Written exercise: Report the number of lines that include "were", with no additional text.
>> start Input material
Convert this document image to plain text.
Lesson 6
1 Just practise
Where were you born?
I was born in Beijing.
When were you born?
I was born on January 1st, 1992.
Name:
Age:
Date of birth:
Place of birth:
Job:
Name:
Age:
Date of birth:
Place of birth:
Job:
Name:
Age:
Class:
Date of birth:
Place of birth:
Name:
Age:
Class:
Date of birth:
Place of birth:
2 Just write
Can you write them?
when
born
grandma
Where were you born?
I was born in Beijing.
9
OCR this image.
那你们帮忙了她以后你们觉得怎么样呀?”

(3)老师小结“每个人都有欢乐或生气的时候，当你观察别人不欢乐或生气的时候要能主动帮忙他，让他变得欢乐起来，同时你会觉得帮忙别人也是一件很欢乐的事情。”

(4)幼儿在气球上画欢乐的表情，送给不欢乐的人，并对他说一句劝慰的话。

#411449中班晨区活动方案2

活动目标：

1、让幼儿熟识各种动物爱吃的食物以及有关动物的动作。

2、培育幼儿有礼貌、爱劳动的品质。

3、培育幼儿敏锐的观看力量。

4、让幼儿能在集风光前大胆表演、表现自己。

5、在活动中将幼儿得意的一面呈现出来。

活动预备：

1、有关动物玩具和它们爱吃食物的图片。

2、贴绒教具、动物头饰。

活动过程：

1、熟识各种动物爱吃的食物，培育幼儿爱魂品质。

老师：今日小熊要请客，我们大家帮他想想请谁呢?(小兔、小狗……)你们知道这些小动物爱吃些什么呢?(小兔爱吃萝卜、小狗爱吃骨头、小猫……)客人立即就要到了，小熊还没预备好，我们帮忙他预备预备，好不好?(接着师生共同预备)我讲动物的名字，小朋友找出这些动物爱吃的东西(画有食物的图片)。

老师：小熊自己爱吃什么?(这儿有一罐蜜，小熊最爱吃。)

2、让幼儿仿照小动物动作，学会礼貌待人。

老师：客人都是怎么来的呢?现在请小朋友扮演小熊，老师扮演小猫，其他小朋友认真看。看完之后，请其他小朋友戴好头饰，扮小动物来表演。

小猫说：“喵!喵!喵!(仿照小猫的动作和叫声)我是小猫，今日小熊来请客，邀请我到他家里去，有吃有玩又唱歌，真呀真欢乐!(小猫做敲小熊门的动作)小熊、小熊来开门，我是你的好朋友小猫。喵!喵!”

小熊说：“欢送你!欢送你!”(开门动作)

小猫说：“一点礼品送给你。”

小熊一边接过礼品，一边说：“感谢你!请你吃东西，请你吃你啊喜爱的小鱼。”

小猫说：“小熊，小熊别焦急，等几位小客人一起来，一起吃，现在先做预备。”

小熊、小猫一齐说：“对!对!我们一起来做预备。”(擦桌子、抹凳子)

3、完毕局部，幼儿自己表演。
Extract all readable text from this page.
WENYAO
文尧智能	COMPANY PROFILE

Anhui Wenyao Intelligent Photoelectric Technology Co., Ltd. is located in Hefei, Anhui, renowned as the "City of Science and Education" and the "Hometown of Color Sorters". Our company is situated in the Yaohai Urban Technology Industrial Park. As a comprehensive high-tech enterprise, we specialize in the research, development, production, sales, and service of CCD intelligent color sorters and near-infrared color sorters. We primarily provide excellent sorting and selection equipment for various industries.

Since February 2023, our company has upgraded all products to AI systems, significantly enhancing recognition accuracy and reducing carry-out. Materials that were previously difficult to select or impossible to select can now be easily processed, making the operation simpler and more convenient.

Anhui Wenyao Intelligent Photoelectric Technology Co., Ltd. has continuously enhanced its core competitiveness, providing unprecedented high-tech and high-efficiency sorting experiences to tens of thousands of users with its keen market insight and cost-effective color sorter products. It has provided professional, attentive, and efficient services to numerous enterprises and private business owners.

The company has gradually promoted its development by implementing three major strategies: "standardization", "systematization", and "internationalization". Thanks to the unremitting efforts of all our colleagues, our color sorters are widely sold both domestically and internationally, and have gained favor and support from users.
>> end Input material
Response to the task: 4